## [PROBLEM TO SOLVE]
Your copy of the material must match it exactly, except that pictures are dropped.

## [ENTRIES]
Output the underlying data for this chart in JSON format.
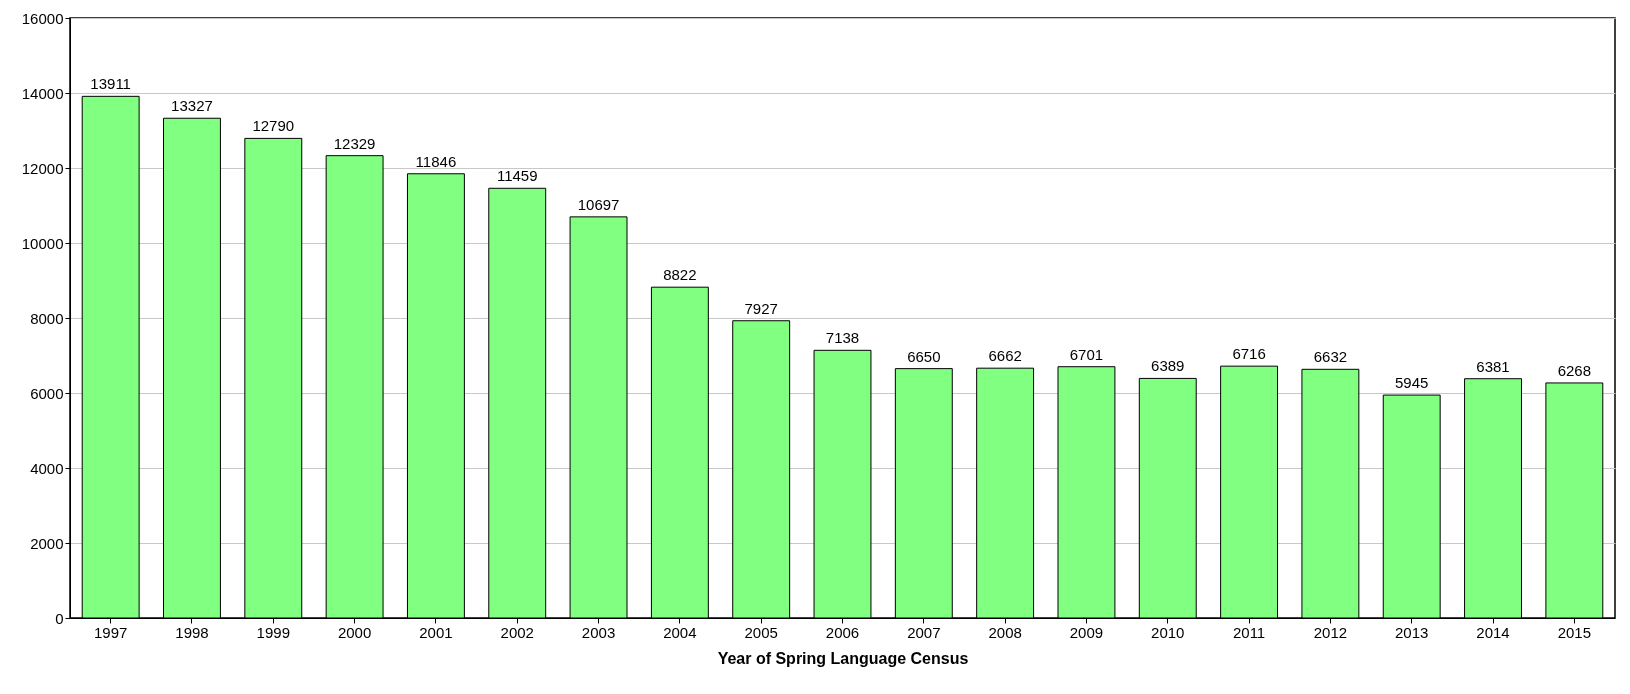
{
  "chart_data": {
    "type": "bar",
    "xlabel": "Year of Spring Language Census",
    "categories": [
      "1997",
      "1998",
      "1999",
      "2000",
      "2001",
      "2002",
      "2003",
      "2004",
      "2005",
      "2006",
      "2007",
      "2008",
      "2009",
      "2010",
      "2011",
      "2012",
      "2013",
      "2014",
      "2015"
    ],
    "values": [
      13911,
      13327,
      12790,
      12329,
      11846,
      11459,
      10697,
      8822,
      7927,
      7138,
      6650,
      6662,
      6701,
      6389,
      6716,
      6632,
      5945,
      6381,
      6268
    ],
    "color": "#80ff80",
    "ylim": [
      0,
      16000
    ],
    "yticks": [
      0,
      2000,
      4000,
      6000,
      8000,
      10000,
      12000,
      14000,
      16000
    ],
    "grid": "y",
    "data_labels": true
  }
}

## [CORRECT RESULT]
Output the underlying data for this chart in JSON format.
{
  "chart_data": {
    "type": "bar",
    "xlabel": "Year of Spring Language Census",
    "categories": [
      "1997",
      "1998",
      "1999",
      "2000",
      "2001",
      "2002",
      "2003",
      "2004",
      "2005",
      "2006",
      "2007",
      "2008",
      "2009",
      "2010",
      "2011",
      "2012",
      "2013",
      "2014",
      "2015"
    ],
    "values": [
      13911,
      13327,
      12790,
      12329,
      11846,
      11459,
      10697,
      8822,
      7927,
      7138,
      6650,
      6662,
      6701,
      6389,
      6716,
      6632,
      5945,
      6381,
      6268
    ],
    "color": "#80ff80",
    "ylim": [
      0,
      16000
    ],
    "yticks": [
      0,
      2000,
      4000,
      6000,
      8000,
      10000,
      12000,
      14000,
      16000
    ],
    "grid": "y",
    "data_labels": true
  }
}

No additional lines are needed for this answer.